──────── PROVIDED ENTRIES

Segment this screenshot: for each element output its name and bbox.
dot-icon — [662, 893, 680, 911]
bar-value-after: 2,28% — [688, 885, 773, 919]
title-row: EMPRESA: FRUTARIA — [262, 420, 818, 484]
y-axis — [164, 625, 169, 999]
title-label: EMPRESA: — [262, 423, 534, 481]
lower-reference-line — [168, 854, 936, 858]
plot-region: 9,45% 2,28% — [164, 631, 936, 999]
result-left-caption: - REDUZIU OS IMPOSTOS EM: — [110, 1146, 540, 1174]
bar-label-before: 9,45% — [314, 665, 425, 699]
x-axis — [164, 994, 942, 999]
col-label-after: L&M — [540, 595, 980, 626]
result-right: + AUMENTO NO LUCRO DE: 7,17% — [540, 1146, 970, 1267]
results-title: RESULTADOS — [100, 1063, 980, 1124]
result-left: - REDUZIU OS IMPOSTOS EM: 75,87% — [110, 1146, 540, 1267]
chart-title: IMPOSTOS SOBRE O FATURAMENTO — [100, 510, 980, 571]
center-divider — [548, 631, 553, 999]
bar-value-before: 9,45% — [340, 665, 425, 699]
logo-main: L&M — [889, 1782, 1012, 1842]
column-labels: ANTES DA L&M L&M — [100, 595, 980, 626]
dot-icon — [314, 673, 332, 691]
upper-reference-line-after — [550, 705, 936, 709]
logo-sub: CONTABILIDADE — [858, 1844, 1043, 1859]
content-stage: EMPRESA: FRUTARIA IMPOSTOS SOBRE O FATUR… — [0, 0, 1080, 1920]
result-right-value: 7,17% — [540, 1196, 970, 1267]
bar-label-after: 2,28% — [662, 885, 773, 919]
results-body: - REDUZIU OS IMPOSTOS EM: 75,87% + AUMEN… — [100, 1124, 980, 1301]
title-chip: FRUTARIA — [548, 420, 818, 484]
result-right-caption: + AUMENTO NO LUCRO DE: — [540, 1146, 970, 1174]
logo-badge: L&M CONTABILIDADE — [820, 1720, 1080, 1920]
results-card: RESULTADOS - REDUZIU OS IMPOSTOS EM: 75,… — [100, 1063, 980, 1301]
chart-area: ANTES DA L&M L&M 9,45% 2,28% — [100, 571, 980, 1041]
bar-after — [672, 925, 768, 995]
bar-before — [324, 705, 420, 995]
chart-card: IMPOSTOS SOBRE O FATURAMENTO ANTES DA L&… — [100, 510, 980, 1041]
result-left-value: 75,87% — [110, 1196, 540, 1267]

────────────────

SET PROBLEM: Rewrite the listing above, replacing "dot-icon" with "marker-icon" wherever it appears and leaving everything else unchanged.

TASK SOLUTION:
Segment this screenshot: for each element output its name and bbox.
marker-icon — [662, 893, 680, 911]
bar-value-after: 2,28% — [688, 885, 773, 919]
title-row: EMPRESA: FRUTARIA — [262, 420, 818, 484]
y-axis — [164, 625, 169, 999]
title-label: EMPRESA: — [262, 423, 534, 481]
lower-reference-line — [168, 854, 936, 858]
plot-region: 9,45% 2,28% — [164, 631, 936, 999]
result-left-caption: - REDUZIU OS IMPOSTOS EM: — [110, 1146, 540, 1174]
bar-label-before: 9,45% — [314, 665, 425, 699]
x-axis — [164, 994, 942, 999]
col-label-after: L&M — [540, 595, 980, 626]
result-right: + AUMENTO NO LUCRO DE: 7,17% — [540, 1146, 970, 1267]
results-title: RESULTADOS — [100, 1063, 980, 1124]
result-left: - REDUZIU OS IMPOSTOS EM: 75,87% — [110, 1146, 540, 1267]
chart-title: IMPOSTOS SOBRE O FATURAMENTO — [100, 510, 980, 571]
center-divider — [548, 631, 553, 999]
bar-value-before: 9,45% — [340, 665, 425, 699]
logo-main: L&M — [889, 1782, 1012, 1842]
column-labels: ANTES DA L&M L&M — [100, 595, 980, 626]
marker-icon — [314, 673, 332, 691]
upper-reference-line-after — [550, 705, 936, 709]
logo-sub: CONTABILIDADE — [858, 1844, 1043, 1859]
content-stage: EMPRESA: FRUTARIA IMPOSTOS SOBRE O FATUR… — [0, 0, 1080, 1920]
result-right-value: 7,17% — [540, 1196, 970, 1267]
bar-label-after: 2,28% — [662, 885, 773, 919]
results-body: - REDUZIU OS IMPOSTOS EM: 75,87% + AUMEN… — [100, 1124, 980, 1301]
title-chip: FRUTARIA — [548, 420, 818, 484]
result-right-caption: + AUMENTO NO LUCRO DE: — [540, 1146, 970, 1174]
logo-badge: L&M CONTABILIDADE — [820, 1720, 1080, 1920]
results-card: RESULTADOS - REDUZIU OS IMPOSTOS EM: 75,… — [100, 1063, 980, 1301]
chart-area: ANTES DA L&M L&M 9,45% 2,28% — [100, 571, 980, 1041]
bar-after — [672, 925, 768, 995]
bar-before — [324, 705, 420, 995]
chart-card: IMPOSTOS SOBRE O FATURAMENTO ANTES DA L&… — [100, 510, 980, 1041]
result-left-value: 75,87% — [110, 1196, 540, 1267]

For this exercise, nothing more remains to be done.